### Given problem
Search the listing for the string "icon" and copy every line that contains it.

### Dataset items
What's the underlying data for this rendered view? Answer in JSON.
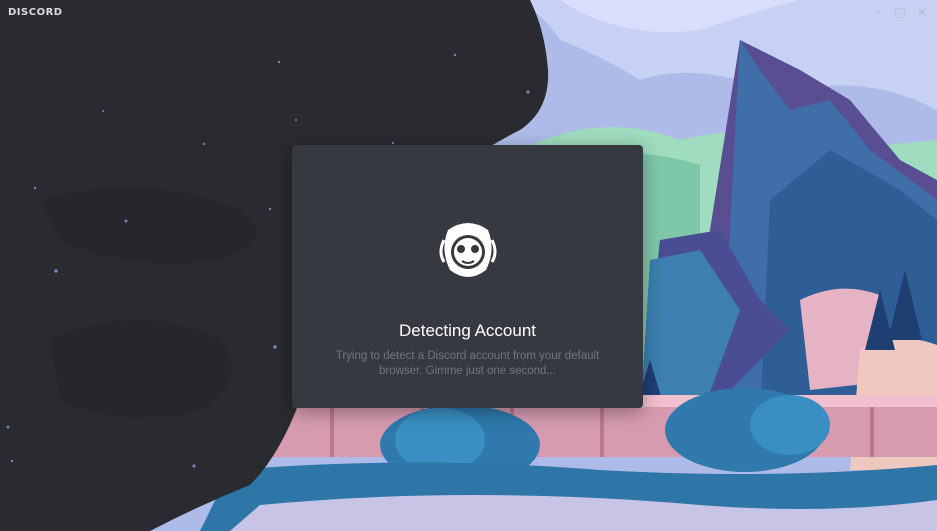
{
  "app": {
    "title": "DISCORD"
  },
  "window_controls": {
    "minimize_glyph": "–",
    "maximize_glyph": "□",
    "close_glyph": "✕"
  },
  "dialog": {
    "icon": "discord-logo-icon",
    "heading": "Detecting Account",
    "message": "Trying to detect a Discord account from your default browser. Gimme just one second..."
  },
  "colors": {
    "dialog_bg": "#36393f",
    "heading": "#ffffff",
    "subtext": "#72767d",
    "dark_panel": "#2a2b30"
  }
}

==

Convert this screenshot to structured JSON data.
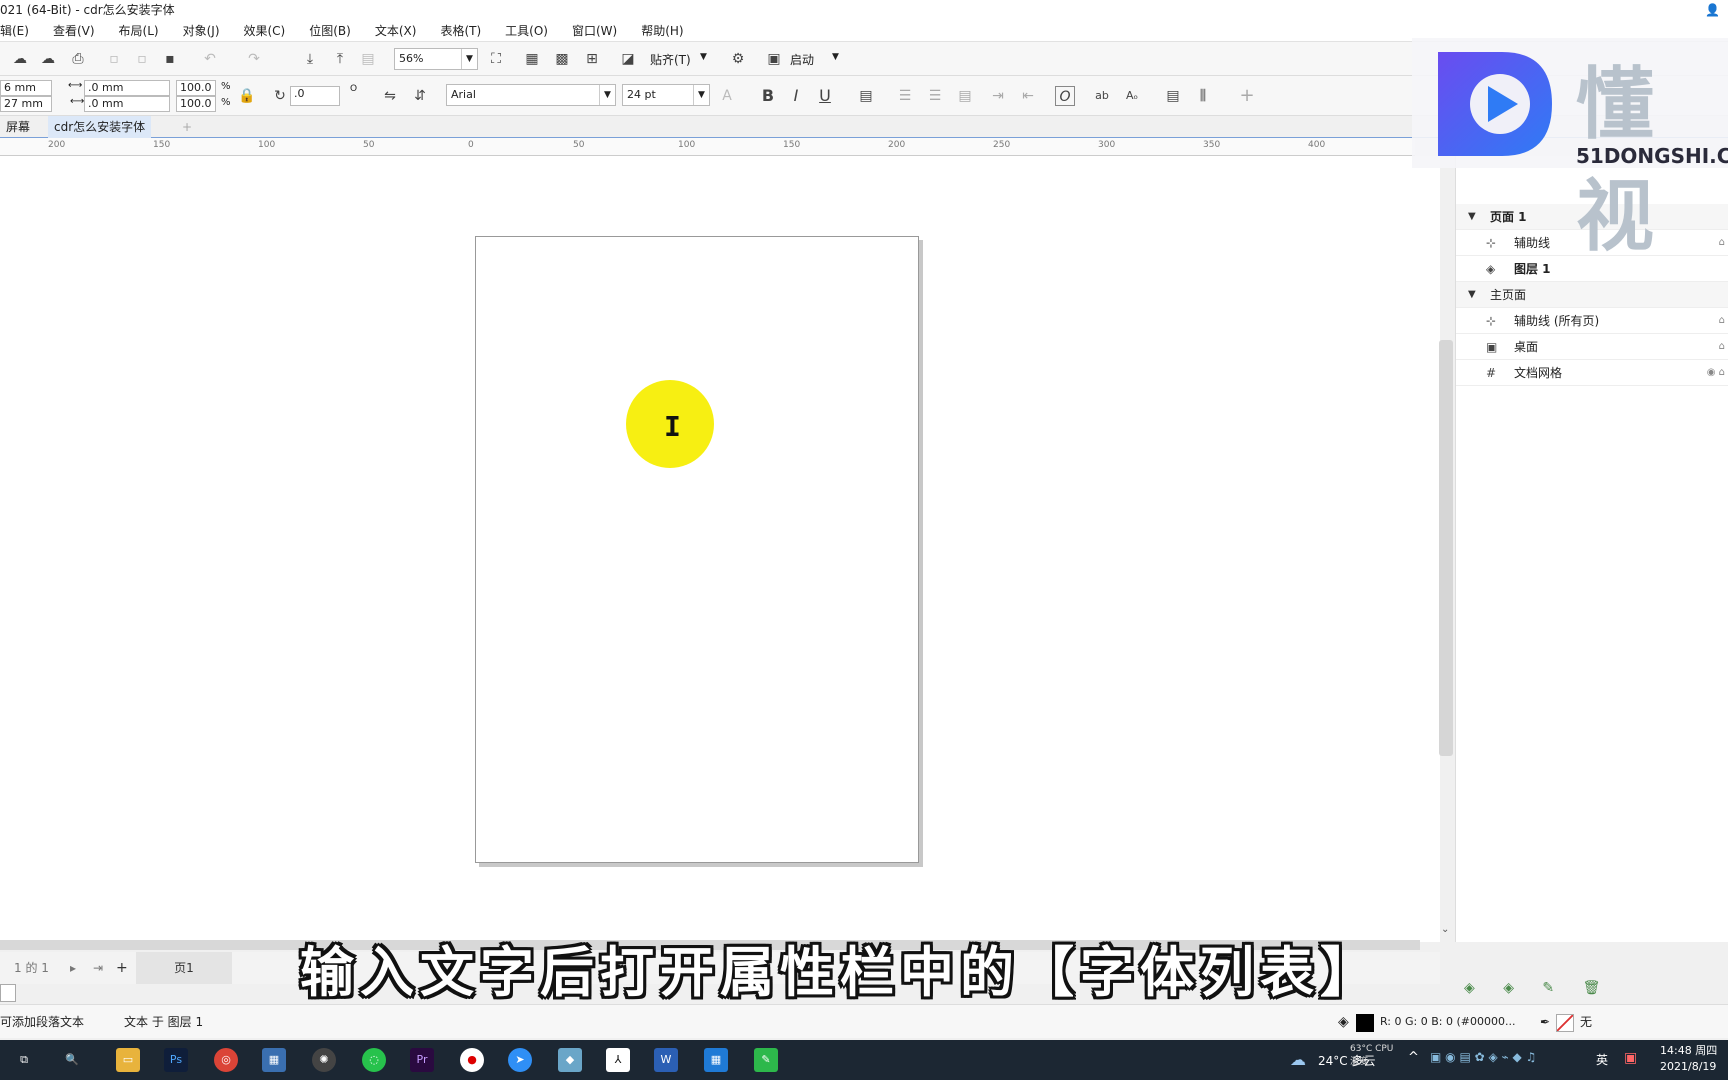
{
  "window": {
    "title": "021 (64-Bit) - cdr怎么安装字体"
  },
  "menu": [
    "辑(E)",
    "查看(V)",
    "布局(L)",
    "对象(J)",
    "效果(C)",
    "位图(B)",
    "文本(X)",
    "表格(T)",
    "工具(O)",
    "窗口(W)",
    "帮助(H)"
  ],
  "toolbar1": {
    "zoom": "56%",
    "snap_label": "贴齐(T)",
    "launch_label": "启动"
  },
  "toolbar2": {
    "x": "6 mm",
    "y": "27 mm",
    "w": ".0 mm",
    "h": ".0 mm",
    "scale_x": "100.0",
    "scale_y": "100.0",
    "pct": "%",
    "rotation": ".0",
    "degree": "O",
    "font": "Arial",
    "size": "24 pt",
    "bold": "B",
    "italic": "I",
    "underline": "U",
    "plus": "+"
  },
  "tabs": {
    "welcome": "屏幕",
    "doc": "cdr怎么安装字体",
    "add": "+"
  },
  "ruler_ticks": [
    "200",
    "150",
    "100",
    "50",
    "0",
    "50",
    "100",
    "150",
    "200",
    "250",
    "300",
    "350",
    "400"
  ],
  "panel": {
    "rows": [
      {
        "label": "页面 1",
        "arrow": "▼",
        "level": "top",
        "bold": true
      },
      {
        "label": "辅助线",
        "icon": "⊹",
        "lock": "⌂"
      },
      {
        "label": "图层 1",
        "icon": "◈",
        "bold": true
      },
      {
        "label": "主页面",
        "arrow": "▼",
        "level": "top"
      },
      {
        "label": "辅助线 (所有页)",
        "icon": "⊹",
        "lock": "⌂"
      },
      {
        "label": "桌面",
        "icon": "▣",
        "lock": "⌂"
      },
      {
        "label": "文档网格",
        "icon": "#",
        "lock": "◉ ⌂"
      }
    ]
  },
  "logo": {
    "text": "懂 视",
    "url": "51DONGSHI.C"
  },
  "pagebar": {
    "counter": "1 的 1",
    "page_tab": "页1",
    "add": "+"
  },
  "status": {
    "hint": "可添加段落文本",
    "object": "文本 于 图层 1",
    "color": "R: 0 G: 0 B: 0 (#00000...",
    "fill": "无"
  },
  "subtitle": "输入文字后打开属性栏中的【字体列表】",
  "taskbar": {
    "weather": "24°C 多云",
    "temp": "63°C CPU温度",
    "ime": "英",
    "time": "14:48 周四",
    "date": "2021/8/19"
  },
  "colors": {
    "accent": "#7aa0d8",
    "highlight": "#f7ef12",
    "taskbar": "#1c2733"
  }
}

### Output for this task
    "icon": "discord-logo-icon",
        "icon": "⊹",
        "icon": "◈",
        "icon": "⊹",
        "icon": "▣",
        "icon": "#",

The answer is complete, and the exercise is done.